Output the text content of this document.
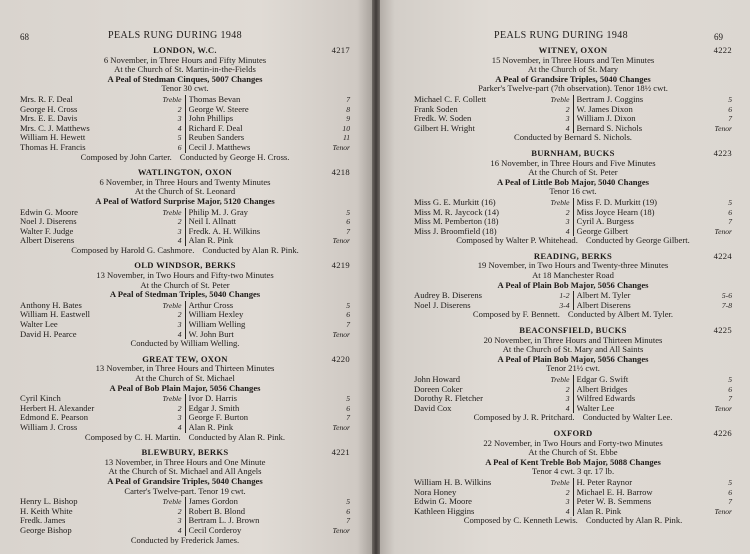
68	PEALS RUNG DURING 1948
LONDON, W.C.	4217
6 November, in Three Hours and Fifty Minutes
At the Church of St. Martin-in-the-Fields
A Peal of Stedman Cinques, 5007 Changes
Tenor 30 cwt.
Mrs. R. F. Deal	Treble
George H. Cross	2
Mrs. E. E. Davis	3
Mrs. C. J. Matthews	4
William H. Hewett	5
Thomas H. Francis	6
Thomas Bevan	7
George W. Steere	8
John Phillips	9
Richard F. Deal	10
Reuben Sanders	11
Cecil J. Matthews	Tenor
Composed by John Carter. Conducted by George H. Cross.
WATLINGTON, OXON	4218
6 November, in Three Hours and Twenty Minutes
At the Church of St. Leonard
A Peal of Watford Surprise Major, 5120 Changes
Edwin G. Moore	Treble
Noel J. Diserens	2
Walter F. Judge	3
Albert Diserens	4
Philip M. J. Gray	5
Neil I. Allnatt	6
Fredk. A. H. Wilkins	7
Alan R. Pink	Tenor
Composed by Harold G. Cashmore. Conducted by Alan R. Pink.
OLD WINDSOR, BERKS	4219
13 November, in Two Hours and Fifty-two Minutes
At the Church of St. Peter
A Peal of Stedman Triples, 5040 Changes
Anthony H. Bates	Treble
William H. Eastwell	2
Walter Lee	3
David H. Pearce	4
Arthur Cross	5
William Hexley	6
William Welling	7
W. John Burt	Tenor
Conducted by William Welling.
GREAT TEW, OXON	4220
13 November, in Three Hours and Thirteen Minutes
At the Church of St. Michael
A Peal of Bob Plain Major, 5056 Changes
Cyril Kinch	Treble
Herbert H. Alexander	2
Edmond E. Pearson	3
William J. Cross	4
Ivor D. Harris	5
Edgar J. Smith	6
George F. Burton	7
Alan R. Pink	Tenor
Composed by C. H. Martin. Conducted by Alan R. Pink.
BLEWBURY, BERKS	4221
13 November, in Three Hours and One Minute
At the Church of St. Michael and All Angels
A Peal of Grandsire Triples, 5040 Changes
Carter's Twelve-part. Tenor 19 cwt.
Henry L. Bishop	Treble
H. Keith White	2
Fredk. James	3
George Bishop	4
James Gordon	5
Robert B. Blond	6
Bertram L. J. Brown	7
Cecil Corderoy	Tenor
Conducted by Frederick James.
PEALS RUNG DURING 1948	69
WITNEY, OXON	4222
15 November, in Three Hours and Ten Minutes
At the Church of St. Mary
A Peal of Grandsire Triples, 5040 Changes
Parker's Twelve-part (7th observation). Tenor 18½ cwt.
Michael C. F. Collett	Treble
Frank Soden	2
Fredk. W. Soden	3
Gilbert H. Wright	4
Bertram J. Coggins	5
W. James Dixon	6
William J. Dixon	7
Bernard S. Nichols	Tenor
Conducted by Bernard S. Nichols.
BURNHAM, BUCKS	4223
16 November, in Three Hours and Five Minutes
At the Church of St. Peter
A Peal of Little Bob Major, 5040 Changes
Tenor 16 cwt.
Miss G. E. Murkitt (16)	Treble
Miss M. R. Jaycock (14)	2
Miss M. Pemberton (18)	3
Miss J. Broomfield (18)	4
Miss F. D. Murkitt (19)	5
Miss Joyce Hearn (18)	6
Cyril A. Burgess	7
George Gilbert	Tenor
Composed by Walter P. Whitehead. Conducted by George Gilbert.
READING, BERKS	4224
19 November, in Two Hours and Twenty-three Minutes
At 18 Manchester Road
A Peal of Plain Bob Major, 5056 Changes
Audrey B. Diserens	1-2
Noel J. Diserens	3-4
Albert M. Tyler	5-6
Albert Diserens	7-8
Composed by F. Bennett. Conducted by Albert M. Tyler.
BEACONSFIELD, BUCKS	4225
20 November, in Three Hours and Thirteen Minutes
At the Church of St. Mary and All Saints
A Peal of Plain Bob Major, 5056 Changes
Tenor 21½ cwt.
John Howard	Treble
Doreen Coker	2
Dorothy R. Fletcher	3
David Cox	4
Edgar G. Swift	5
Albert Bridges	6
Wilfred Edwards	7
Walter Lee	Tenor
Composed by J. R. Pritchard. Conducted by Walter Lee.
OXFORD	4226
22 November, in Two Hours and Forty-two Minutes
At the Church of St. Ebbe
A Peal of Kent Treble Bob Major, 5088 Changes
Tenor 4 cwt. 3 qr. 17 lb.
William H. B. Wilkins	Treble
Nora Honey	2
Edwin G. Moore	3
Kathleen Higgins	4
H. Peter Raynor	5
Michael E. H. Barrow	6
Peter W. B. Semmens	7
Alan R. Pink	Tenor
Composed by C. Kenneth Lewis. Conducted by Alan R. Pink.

····················

Task goal = Above are the records; copy every line in them that holds the word "Welling".

Result of this exercise =
William Welling	7
Conducted by William Welling.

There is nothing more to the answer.